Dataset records
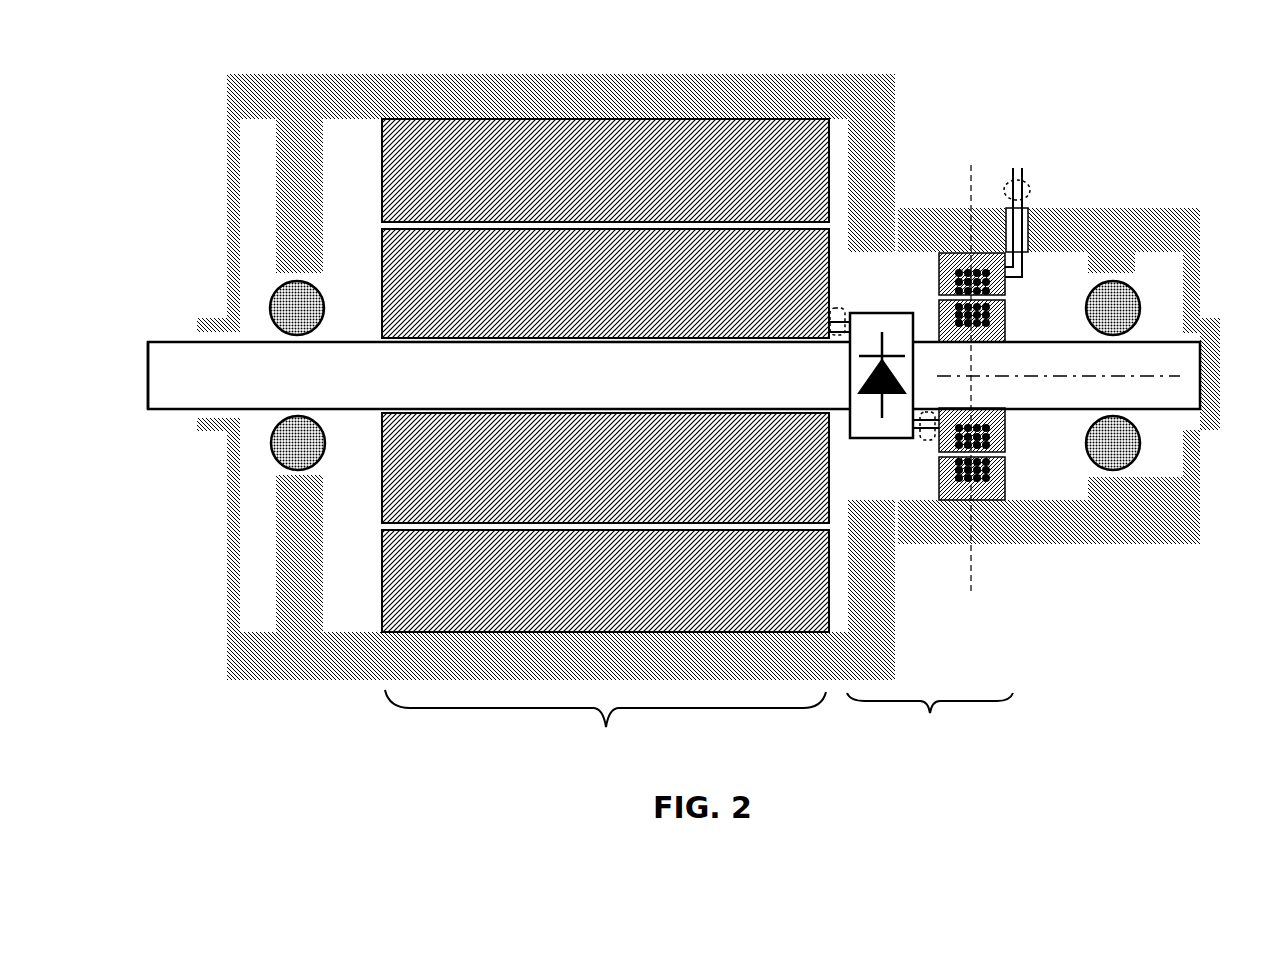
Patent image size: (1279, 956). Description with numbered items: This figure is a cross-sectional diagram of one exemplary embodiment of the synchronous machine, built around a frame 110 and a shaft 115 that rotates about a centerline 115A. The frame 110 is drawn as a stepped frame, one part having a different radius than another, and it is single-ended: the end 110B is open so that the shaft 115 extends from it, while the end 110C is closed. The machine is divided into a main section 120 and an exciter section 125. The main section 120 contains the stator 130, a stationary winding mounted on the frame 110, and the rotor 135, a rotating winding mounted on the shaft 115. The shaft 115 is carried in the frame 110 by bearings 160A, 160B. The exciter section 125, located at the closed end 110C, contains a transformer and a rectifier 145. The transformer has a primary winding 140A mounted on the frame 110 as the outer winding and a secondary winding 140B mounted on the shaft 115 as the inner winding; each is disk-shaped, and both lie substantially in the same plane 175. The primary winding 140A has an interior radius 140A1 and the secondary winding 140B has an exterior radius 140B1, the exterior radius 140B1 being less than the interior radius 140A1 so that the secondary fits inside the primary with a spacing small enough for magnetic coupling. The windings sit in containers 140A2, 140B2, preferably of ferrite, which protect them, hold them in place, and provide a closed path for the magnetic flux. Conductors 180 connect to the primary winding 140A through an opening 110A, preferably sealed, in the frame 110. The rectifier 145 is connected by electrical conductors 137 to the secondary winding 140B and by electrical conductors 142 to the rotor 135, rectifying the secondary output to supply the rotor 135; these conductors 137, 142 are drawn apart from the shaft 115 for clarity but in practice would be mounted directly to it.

The frame 110 is at (577, 106).
The opening 110A is at (1029, 207).
The open end 110B is at (182, 418).
The closed end 110C is at (1222, 317).
The shaft 115 is at (450, 389).
The centerline 115A is at (1058, 364).
The main section 120 is at (605, 724).
The exciter section 125 is at (930, 721).
The stator 130 is at (577, 178).
The rotor 135 is at (577, 305).
The electrical conductors 137 is at (929, 444).
The primary winding 140A is at (993, 472).
The interior radius 140A1 is at (1010, 456).
The container 140A2 is at (994, 497).
The secondary winding 140B is at (950, 318).
The exterior radius 140B1 is at (1010, 300).
The container 140B2 is at (935, 296).
The electrical conductors 142 is at (840, 311).
The rectifier 145 is at (879, 446).
The bearing 160A is at (277, 291).
The bearing 160B is at (1137, 464).
The plane 175 is at (979, 368).
The conductors 180 is at (1033, 186).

■ **Set exercise**
Present the lines of the material above as a numbered list, skipping any blank lines. Leave the pictures out of your answer.

■ **Answer to this exercise**
1. Patent image size: (1279, 956). Description with numbered items: This figure is a cross-sectional diagram of one exemplary embodiment of the synchronous machine, built around a frame 110 and a shaft 115 that rotates about a centerline 115A. The frame 110 is drawn as a stepped frame, one part having a different radius than another, and it is single-ended: the end 110B is open so that the shaft 115 extends from it, while the end 110C is closed. The machine is divided into a main section 120 and an exciter section 125. The main section 120 contains the stator 130, a stationary winding mounted on the frame 110, and the rotor 135, a rotating winding mounted on the shaft 115. The shaft 115 is carried in the frame 110 by bearings 160A, 160B. The exciter section 125, located at the closed end 110C, contains a transformer and a rectifier 145. The transformer has a primary winding 140A mounted on the frame 110 as the outer winding and a secondary winding 140B mounted on the shaft 115 as the inner winding; each is disk-shaped, and both lie substantially in the same plane 175. The primary winding 140A has an interior radius 140A1 and the secondary winding 140B has an exterior radius 140B1, the exterior radius 140B1 being less than the interior radius 140A1 so that the secondary fits inside the primary with a spacing small enough for magnetic coupling. The windings sit in containers 140A2, 140B2, preferably of ferrite, which protect them, hold them in place, and provide a closed path for the magnetic flux. Conductors 180 connect to the primary winding 140A through an opening 110A, preferably sealed, in the frame 110. The rectifier 145 is connected by electrical conductors 137 to the secondary winding 140B and by electrical conductors 142 to the rotor 135, rectifying the secondary output to supply the rotor 135; these conductors 137, 142 are drawn apart from the shaft 115 for clarity but in practice would be mounted directly to it.
2. The frame 110 is at (577, 106).
3. The opening 110A is at (1029, 207).
4. The open end 110B is at (182, 418).
5. The closed end 110C is at (1222, 317).
6. The shaft 115 is at (450, 389).
7. The centerline 115A is at (1058, 364).
8. The main section 120 is at (605, 724).
9. The exciter section 125 is at (930, 721).
10. The stator 130 is at (577, 178).
11. The rotor 135 is at (577, 305).
12. The electrical conductors 137 is at (929, 444).
13. The primary winding 140A is at (993, 472).
14. The interior radius 140A1 is at (1010, 456).
15. The container 140A2 is at (994, 497).
16. The secondary winding 140B is at (950, 318).
17. The exterior radius 140B1 is at (1010, 300).
18. The container 140B2 is at (935, 296).
19. The electrical conductors 142 is at (840, 311).
20. The rectifier 145 is at (879, 446).
21. The bearing 160A is at (277, 291).
22. The bearing 160B is at (1137, 464).
23. The plane 175 is at (979, 368).
24. The conductors 180 is at (1033, 186).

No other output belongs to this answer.